▶ Directions for this task
Give the entries again, word for word.

Items from a data source

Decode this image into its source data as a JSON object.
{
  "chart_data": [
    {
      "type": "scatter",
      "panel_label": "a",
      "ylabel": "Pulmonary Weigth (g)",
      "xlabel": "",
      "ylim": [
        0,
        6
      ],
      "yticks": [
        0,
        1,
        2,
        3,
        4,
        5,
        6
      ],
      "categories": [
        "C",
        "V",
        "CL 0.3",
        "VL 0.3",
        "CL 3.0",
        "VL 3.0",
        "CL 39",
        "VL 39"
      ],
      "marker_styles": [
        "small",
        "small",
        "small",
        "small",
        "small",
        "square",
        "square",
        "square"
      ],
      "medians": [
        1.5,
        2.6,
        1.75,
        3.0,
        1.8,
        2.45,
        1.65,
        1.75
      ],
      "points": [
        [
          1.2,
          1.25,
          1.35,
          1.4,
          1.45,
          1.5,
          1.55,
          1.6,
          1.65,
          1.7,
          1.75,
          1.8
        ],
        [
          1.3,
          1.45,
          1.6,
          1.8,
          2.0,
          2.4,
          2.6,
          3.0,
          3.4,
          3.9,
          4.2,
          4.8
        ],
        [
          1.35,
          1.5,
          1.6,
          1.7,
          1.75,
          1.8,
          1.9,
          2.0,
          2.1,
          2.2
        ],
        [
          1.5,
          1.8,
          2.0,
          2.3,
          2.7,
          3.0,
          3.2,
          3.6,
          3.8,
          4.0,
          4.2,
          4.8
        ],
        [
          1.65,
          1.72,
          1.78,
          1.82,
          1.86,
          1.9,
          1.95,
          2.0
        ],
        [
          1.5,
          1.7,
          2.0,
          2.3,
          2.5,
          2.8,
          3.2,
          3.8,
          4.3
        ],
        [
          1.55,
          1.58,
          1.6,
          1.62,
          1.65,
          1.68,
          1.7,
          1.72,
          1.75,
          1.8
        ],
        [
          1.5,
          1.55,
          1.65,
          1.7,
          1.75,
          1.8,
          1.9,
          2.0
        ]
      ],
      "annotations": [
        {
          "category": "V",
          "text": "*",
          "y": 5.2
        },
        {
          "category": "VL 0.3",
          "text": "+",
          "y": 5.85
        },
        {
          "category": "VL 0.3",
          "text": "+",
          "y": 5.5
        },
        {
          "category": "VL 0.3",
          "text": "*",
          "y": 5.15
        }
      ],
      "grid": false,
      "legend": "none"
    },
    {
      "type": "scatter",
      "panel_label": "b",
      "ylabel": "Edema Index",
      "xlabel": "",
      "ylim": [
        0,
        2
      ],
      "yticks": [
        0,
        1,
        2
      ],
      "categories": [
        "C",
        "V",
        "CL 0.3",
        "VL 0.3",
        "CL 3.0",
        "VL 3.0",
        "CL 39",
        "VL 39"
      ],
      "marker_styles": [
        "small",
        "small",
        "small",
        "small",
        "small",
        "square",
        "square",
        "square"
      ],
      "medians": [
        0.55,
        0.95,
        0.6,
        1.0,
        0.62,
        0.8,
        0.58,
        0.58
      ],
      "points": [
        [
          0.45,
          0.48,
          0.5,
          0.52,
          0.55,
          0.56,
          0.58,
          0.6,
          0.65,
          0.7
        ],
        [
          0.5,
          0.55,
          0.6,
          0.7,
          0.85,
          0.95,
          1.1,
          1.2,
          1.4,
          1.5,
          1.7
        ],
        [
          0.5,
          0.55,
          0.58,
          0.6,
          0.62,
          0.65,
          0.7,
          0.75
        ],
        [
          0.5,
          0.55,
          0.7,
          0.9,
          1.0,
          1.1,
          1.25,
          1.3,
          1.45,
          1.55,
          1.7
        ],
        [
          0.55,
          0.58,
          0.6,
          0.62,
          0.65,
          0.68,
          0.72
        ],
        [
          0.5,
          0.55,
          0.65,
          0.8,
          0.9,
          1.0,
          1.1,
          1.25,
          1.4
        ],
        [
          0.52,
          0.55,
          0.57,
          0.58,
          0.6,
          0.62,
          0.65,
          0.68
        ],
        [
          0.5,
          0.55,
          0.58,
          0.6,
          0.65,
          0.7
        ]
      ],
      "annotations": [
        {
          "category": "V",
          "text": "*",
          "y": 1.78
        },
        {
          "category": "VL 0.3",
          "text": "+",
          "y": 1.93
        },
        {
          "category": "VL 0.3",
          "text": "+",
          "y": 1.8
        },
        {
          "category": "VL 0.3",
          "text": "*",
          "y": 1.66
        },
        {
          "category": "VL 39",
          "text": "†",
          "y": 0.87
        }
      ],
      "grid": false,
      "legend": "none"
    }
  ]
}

▶ Reply
Decode this image into its source data as a JSON object.
{
  "chart_data": [
    {
      "type": "scatter",
      "panel_label": "a",
      "ylabel": "Pulmonary Weigth (g)",
      "xlabel": "",
      "ylim": [
        0,
        6
      ],
      "yticks": [
        0,
        1,
        2,
        3,
        4,
        5,
        6
      ],
      "categories": [
        "C",
        "V",
        "CL 0.3",
        "VL 0.3",
        "CL 3.0",
        "VL 3.0",
        "CL 39",
        "VL 39"
      ],
      "marker_styles": [
        "small",
        "small",
        "small",
        "small",
        "small",
        "square",
        "square",
        "square"
      ],
      "medians": [
        1.5,
        2.6,
        1.75,
        3.0,
        1.8,
        2.45,
        1.65,
        1.75
      ],
      "points": [
        [
          1.2,
          1.25,
          1.35,
          1.4,
          1.45,
          1.5,
          1.55,
          1.6,
          1.65,
          1.7,
          1.75,
          1.8
        ],
        [
          1.3,
          1.45,
          1.6,
          1.8,
          2.0,
          2.4,
          2.6,
          3.0,
          3.4,
          3.9,
          4.2,
          4.8
        ],
        [
          1.35,
          1.5,
          1.6,
          1.7,
          1.75,
          1.8,
          1.9,
          2.0,
          2.1,
          2.2
        ],
        [
          1.5,
          1.8,
          2.0,
          2.3,
          2.7,
          3.0,
          3.2,
          3.6,
          3.8,
          4.0,
          4.2,
          4.8
        ],
        [
          1.65,
          1.72,
          1.78,
          1.82,
          1.86,
          1.9,
          1.95,
          2.0
        ],
        [
          1.5,
          1.7,
          2.0,
          2.3,
          2.5,
          2.8,
          3.2,
          3.8,
          4.3
        ],
        [
          1.55,
          1.58,
          1.6,
          1.62,
          1.65,
          1.68,
          1.7,
          1.72,
          1.75,
          1.8
        ],
        [
          1.5,
          1.55,
          1.65,
          1.7,
          1.75,
          1.8,
          1.9,
          2.0
        ]
      ],
      "annotations": [
        {
          "category": "V",
          "text": "*",
          "y": 5.2
        },
        {
          "category": "VL 0.3",
          "text": "+",
          "y": 5.85
        },
        {
          "category": "VL 0.3",
          "text": "+",
          "y": 5.5
        },
        {
          "category": "VL 0.3",
          "text": "*",
          "y": 5.15
        }
      ],
      "grid": false,
      "legend": "none"
    },
    {
      "type": "scatter",
      "panel_label": "b",
      "ylabel": "Edema Index",
      "xlabel": "",
      "ylim": [
        0,
        2
      ],
      "yticks": [
        0,
        1,
        2
      ],
      "categories": [
        "C",
        "V",
        "CL 0.3",
        "VL 0.3",
        "CL 3.0",
        "VL 3.0",
        "CL 39",
        "VL 39"
      ],
      "marker_styles": [
        "small",
        "small",
        "small",
        "small",
        "small",
        "square",
        "square",
        "square"
      ],
      "medians": [
        0.55,
        0.95,
        0.6,
        1.0,
        0.62,
        0.8,
        0.58,
        0.58
      ],
      "points": [
        [
          0.45,
          0.48,
          0.5,
          0.52,
          0.55,
          0.56,
          0.58,
          0.6,
          0.65,
          0.7
        ],
        [
          0.5,
          0.55,
          0.6,
          0.7,
          0.85,
          0.95,
          1.1,
          1.2,
          1.4,
          1.5,
          1.7
        ],
        [
          0.5,
          0.55,
          0.58,
          0.6,
          0.62,
          0.65,
          0.7,
          0.75
        ],
        [
          0.5,
          0.55,
          0.7,
          0.9,
          1.0,
          1.1,
          1.25,
          1.3,
          1.45,
          1.55,
          1.7
        ],
        [
          0.55,
          0.58,
          0.6,
          0.62,
          0.65,
          0.68,
          0.72
        ],
        [
          0.5,
          0.55,
          0.65,
          0.8,
          0.9,
          1.0,
          1.1,
          1.25,
          1.4
        ],
        [
          0.52,
          0.55,
          0.57,
          0.58,
          0.6,
          0.62,
          0.65,
          0.68
        ],
        [
          0.5,
          0.55,
          0.58,
          0.6,
          0.65,
          0.7
        ]
      ],
      "annotations": [
        {
          "category": "V",
          "text": "*",
          "y": 1.78
        },
        {
          "category": "VL 0.3",
          "text": "+",
          "y": 1.93
        },
        {
          "category": "VL 0.3",
          "text": "+",
          "y": 1.8
        },
        {
          "category": "VL 0.3",
          "text": "*",
          "y": 1.66
        },
        {
          "category": "VL 39",
          "text": "†",
          "y": 0.87
        }
      ],
      "grid": false,
      "legend": "none"
    }
  ]
}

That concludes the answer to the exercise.